→ TASK PROMPT:
Repeat all of the material exactly as given.

Collection entries:

>> Begin

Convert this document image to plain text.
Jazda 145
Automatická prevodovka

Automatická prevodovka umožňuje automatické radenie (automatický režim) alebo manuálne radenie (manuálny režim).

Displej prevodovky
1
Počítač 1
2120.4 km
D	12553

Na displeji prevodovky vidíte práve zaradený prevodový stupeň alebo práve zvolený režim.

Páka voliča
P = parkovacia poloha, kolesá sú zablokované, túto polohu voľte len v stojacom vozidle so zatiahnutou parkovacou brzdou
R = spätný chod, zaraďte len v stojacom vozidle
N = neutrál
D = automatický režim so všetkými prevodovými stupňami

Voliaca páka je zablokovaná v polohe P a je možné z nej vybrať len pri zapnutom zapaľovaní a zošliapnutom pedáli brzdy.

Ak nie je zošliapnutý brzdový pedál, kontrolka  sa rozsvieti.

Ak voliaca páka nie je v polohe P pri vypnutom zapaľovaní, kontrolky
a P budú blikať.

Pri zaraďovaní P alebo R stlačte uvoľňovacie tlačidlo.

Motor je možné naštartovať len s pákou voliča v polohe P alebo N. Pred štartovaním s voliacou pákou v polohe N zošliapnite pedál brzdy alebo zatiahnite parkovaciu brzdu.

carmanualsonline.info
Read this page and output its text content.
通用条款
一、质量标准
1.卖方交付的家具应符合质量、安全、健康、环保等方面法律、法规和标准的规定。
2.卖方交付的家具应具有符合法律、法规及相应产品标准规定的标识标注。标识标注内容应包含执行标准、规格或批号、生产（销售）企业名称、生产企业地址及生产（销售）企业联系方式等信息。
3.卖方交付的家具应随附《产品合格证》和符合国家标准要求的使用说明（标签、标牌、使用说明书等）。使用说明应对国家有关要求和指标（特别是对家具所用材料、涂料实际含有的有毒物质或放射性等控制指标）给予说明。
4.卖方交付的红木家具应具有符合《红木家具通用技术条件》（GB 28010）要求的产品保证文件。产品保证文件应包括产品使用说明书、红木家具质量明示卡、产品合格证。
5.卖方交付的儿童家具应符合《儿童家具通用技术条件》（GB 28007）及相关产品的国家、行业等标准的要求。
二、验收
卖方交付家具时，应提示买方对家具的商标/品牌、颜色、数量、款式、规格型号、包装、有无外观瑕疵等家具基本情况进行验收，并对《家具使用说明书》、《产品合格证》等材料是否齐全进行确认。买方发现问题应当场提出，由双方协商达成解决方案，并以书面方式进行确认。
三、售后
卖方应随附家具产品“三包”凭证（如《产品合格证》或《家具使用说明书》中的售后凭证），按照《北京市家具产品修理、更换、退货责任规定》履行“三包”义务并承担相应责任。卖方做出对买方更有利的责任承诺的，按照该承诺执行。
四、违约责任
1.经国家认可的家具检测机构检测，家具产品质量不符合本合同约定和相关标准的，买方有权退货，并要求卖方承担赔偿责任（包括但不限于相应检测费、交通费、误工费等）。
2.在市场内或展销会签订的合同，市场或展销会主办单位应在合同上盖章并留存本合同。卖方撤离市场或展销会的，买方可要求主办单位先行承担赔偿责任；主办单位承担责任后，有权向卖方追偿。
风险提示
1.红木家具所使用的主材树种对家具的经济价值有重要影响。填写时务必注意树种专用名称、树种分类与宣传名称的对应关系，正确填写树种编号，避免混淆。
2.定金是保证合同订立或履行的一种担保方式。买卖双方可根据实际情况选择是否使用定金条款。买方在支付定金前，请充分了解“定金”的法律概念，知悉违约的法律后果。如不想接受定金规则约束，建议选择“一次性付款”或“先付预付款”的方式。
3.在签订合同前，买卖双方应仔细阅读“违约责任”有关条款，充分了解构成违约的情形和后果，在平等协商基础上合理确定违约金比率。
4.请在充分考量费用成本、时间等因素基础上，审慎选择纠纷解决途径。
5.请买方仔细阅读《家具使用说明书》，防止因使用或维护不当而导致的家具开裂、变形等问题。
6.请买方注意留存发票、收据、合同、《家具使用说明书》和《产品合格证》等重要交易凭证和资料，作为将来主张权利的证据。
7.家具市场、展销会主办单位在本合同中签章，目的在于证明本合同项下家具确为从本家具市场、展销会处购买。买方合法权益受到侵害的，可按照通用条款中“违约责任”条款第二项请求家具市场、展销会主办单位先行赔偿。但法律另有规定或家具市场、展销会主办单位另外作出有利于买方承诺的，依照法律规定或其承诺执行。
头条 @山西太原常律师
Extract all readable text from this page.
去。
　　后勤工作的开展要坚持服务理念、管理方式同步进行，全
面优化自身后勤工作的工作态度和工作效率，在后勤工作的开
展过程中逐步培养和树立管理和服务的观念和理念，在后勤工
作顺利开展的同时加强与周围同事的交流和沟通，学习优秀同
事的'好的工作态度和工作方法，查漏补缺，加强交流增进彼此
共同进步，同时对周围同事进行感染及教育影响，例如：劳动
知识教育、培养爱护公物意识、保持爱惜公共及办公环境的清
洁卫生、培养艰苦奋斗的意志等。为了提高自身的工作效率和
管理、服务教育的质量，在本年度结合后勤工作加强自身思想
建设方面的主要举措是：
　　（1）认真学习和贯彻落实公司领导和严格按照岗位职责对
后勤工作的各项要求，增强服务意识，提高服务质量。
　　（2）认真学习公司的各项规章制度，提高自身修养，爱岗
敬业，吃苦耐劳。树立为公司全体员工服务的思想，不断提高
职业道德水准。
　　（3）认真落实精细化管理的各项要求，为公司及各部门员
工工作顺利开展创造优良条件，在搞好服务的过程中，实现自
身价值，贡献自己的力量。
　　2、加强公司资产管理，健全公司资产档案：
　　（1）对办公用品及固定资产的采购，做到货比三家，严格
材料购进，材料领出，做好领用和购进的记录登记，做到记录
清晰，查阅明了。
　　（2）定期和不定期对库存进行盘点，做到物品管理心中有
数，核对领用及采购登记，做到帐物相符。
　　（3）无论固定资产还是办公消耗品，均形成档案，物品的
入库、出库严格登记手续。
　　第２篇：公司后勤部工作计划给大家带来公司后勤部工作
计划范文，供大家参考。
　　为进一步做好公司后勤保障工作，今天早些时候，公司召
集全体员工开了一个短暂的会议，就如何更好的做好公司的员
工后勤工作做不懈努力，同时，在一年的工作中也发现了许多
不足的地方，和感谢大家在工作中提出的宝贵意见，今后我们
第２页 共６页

>> End

→ CORRECT OUTPUT:
Convert this document image to plain text.
Jazda 145
Automatická prevodovka

Automatická prevodovka umožňuje automatické radenie (automatický režim) alebo manuálne radenie (manuálny režim).

Displej prevodovky
1
Počítač 1
2120.4 km
D	12553

Na displeji prevodovky vidíte práve zaradený prevodový stupeň alebo práve zvolený režim.

Páka voliča
P = parkovacia poloha, kolesá sú zablokované, túto polohu voľte len v stojacom vozidle so zatiahnutou parkovacou brzdou
R = spätný chod, zaraďte len v stojacom vozidle
N = neutrál
D = automatický režim so všetkými prevodovými stupňami

Voliaca páka je zablokovaná v polohe P a je možné z nej vybrať len pri zapnutom zapaľovaní a zošliapnutom pedáli brzdy.

Ak nie je zošliapnutý brzdový pedál, kontrolka  sa rozsvieti.

Ak voliaca páka nie je v polohe P pri vypnutom zapaľovaní, kontrolky
a P budú blikať.

Pri zaraďovaní P alebo R stlačte uvoľňovacie tlačidlo.

Motor je možné naštartovať len s pákou voliča v polohe P alebo N. Pred štartovaním s voliacou pákou v polohe N zošliapnite pedál brzdy alebo zatiahnite parkovaciu brzdu.

carmanualsonline.info
Read this page and output its text content.
通用条款
一、质量标准
1.卖方交付的家具应符合质量、安全、健康、环保等方面法律、法规和标准的规定。
2.卖方交付的家具应具有符合法律、法规及相应产品标准规定的标识标注。标识标注内容应包含执行标准、规格或批号、生产（销售）企业名称、生产企业地址及生产（销售）企业联系方式等信息。
3.卖方交付的家具应随附《产品合格证》和符合国家标准要求的使用说明（标签、标牌、使用说明书等）。使用说明应对国家有关要求和指标（特别是对家具所用材料、涂料实际含有的有毒物质或放射性等控制指标）给予说明。
4.卖方交付的红木家具应具有符合《红木家具通用技术条件》（GB 28010）要求的产品保证文件。产品保证文件应包括产品使用说明书、红木家具质量明示卡、产品合格证。
5.卖方交付的儿童家具应符合《儿童家具通用技术条件》（GB 28007）及相关产品的国家、行业等标准的要求。
二、验收
卖方交付家具时，应提示买方对家具的商标/品牌、颜色、数量、款式、规格型号、包装、有无外观瑕疵等家具基本情况进行验收，并对《家具使用说明书》、《产品合格证》等材料是否齐全进行确认。买方发现问题应当场提出，由双方协商达成解决方案，并以书面方式进行确认。
三、售后
卖方应随附家具产品“三包”凭证（如《产品合格证》或《家具使用说明书》中的售后凭证），按照《北京市家具产品修理、更换、退货责任规定》履行“三包”义务并承担相应责任。卖方做出对买方更有利的责任承诺的，按照该承诺执行。
四、违约责任
1.经国家认可的家具检测机构检测，家具产品质量不符合本合同约定和相关标准的，买方有权退货，并要求卖方承担赔偿责任（包括但不限于相应检测费、交通费、误工费等）。
2.在市场内或展销会签订的合同，市场或展销会主办单位应在合同上盖章并留存本合同。卖方撤离市场或展销会的，买方可要求主办单位先行承担赔偿责任；主办单位承担责任后，有权向卖方追偿。
风险提示
1.红木家具所使用的主材树种对家具的经济价值有重要影响。填写时务必注意树种专用名称、树种分类与宣传名称的对应关系，正确填写树种编号，避免混淆。
2.定金是保证合同订立或履行的一种担保方式。买卖双方可根据实际情况选择是否使用定金条款。买方在支付定金前，请充分了解“定金”的法律概念，知悉违约的法律后果。如不想接受定金规则约束，建议选择“一次性付款”或“先付预付款”的方式。
3.在签订合同前，买卖双方应仔细阅读“违约责任”有关条款，充分了解构成违约的情形和后果，在平等协商基础上合理确定违约金比率。
4.请在充分考量费用成本、时间等因素基础上，审慎选择纠纷解决途径。
5.请买方仔细阅读《家具使用说明书》，防止因使用或维护不当而导致的家具开裂、变形等问题。
6.请买方注意留存发票、收据、合同、《家具使用说明书》和《产品合格证》等重要交易凭证和资料，作为将来主张权利的证据。
7.家具市场、展销会主办单位在本合同中签章，目的在于证明本合同项下家具确为从本家具市场、展销会处购买。买方合法权益受到侵害的，可按照通用条款中“违约责任”条款第二项请求家具市场、展销会主办单位先行赔偿。但法律另有规定或家具市场、展销会主办单位另外作出有利于买方承诺的，依照法律规定或其承诺执行。
头条 @山西太原常律师
Extract all readable text from this page.
去。
　　后勤工作的开展要坚持服务理念、管理方式同步进行，全
面优化自身后勤工作的工作态度和工作效率，在后勤工作的开
展过程中逐步培养和树立管理和服务的观念和理念，在后勤工
作顺利开展的同时加强与周围同事的交流和沟通，学习优秀同
事的'好的工作态度和工作方法，查漏补缺，加强交流增进彼此
共同进步，同时对周围同事进行感染及教育影响，例如：劳动
知识教育、培养爱护公物意识、保持爱惜公共及办公环境的清
洁卫生、培养艰苦奋斗的意志等。为了提高自身的工作效率和
管理、服务教育的质量，在本年度结合后勤工作加强自身思想
建设方面的主要举措是：
　　（1）认真学习和贯彻落实公司领导和严格按照岗位职责对
后勤工作的各项要求，增强服务意识，提高服务质量。
　　（2）认真学习公司的各项规章制度，提高自身修养，爱岗
敬业，吃苦耐劳。树立为公司全体员工服务的思想，不断提高
职业道德水准。
　　（3）认真落实精细化管理的各项要求，为公司及各部门员
工工作顺利开展创造优良条件，在搞好服务的过程中，实现自
身价值，贡献自己的力量。
　　2、加强公司资产管理，健全公司资产档案：
　　（1）对办公用品及固定资产的采购，做到货比三家，严格
材料购进，材料领出，做好领用和购进的记录登记，做到记录
清晰，查阅明了。
　　（2）定期和不定期对库存进行盘点，做到物品管理心中有
数，核对领用及采购登记，做到帐物相符。
　　（3）无论固定资产还是办公消耗品，均形成档案，物品的
入库、出库严格登记手续。
　　第２篇：公司后勤部工作计划给大家带来公司后勤部工作
计划范文，供大家参考。
　　为进一步做好公司后勤保障工作，今天早些时候，公司召
集全体员工开了一个短暂的会议，就如何更好的做好公司的员
工后勤工作做不懈努力，同时，在一年的工作中也发现了许多
不足的地方，和感谢大家在工作中提出的宝贵意见，今后我们
第２页 共６页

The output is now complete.